### Data supplied ###

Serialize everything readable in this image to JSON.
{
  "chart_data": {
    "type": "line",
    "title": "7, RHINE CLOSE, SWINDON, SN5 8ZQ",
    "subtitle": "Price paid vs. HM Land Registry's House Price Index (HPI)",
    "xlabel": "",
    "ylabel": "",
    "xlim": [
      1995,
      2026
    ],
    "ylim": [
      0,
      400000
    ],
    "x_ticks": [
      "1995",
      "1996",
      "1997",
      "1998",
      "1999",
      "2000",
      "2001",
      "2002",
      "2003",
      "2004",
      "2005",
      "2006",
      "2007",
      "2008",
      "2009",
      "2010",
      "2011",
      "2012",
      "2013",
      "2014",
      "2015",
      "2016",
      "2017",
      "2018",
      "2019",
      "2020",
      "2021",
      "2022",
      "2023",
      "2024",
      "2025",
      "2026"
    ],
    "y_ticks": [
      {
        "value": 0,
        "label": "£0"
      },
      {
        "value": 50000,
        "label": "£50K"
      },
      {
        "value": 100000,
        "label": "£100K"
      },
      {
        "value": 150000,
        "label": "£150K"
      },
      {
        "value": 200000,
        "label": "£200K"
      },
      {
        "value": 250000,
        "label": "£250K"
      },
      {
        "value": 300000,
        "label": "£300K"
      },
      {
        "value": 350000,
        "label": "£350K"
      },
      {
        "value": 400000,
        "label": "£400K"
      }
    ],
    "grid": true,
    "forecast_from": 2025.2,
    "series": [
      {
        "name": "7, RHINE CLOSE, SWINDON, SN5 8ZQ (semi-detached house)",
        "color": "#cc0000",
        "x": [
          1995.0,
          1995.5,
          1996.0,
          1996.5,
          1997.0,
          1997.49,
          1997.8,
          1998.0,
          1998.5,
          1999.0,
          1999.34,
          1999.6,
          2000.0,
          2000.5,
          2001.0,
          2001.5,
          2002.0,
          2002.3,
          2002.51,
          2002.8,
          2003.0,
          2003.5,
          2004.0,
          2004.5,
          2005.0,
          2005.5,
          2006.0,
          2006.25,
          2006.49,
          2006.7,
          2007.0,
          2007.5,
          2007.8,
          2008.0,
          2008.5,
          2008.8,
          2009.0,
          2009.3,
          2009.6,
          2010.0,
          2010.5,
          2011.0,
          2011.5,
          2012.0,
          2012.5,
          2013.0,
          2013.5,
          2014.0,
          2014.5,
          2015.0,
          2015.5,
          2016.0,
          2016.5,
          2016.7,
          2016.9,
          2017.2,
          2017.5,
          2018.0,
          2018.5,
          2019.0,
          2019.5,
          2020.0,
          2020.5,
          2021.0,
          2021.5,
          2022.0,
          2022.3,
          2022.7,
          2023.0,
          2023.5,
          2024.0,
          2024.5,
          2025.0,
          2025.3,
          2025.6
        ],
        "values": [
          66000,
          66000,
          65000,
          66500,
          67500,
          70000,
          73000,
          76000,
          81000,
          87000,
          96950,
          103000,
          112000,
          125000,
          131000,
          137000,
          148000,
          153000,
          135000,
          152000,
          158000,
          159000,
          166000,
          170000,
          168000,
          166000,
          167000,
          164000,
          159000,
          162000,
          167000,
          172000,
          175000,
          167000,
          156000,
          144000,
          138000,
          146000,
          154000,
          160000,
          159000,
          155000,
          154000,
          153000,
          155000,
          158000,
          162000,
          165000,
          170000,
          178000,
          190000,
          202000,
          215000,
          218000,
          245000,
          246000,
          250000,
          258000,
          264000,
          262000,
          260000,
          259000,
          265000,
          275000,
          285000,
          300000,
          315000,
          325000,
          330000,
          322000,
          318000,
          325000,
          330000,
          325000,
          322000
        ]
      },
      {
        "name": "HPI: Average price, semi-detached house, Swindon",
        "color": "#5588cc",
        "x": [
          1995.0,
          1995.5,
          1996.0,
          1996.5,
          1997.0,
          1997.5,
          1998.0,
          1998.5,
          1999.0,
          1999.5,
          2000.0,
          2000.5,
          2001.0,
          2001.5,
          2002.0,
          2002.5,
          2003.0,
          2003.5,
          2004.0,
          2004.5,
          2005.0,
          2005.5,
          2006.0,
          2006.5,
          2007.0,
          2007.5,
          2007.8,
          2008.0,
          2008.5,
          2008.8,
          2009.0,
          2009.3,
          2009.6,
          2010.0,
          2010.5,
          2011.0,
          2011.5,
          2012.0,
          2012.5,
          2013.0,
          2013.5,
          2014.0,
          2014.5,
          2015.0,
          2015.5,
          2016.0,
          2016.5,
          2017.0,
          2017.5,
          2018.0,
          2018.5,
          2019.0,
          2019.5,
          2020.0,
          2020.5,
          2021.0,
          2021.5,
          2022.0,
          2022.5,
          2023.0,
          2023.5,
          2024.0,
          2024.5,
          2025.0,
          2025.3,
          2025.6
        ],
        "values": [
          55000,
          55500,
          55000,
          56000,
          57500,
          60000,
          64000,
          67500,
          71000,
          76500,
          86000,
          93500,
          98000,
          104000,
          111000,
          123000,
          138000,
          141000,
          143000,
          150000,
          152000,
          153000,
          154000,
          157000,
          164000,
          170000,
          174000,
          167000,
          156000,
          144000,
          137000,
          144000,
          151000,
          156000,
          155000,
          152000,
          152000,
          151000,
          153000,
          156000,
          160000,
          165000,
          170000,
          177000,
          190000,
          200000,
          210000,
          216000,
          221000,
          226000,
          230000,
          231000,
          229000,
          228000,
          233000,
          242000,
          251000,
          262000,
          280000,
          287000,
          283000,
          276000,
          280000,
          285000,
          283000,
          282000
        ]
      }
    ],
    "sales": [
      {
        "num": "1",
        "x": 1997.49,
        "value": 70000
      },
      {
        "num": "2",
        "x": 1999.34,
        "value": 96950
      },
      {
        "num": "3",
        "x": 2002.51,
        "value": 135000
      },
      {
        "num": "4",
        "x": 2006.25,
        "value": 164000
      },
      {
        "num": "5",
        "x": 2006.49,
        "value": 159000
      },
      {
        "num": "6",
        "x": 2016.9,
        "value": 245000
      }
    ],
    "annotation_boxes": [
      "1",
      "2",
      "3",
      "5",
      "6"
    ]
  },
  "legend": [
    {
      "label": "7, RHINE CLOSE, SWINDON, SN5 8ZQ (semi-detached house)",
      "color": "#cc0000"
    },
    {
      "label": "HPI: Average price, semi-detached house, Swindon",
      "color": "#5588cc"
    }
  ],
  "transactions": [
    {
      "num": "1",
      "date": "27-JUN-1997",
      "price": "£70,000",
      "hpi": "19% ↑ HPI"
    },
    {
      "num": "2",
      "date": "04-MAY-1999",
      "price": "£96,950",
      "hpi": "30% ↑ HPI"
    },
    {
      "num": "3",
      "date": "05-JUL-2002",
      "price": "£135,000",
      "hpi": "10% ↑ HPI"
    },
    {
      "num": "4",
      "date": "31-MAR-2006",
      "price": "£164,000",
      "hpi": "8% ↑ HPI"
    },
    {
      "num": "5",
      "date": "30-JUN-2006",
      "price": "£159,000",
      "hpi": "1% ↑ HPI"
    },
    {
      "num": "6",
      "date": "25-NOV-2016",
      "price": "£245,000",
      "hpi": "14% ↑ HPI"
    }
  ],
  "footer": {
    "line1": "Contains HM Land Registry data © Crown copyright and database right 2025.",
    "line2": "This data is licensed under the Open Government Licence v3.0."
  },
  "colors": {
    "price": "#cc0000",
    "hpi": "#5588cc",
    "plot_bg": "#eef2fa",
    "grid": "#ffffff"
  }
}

###

_To be done_: Copy each line above where the string "CLOSE" occurs.

_Correct output_:
    "title": "7, RHINE CLOSE, SWINDON, SN5 8ZQ",
        "name": "7, RHINE CLOSE, SWINDON, SN5 8ZQ (semi-detached house)",
      "label": "7, RHINE CLOSE, SWINDON, SN5 8ZQ (semi-detached house)",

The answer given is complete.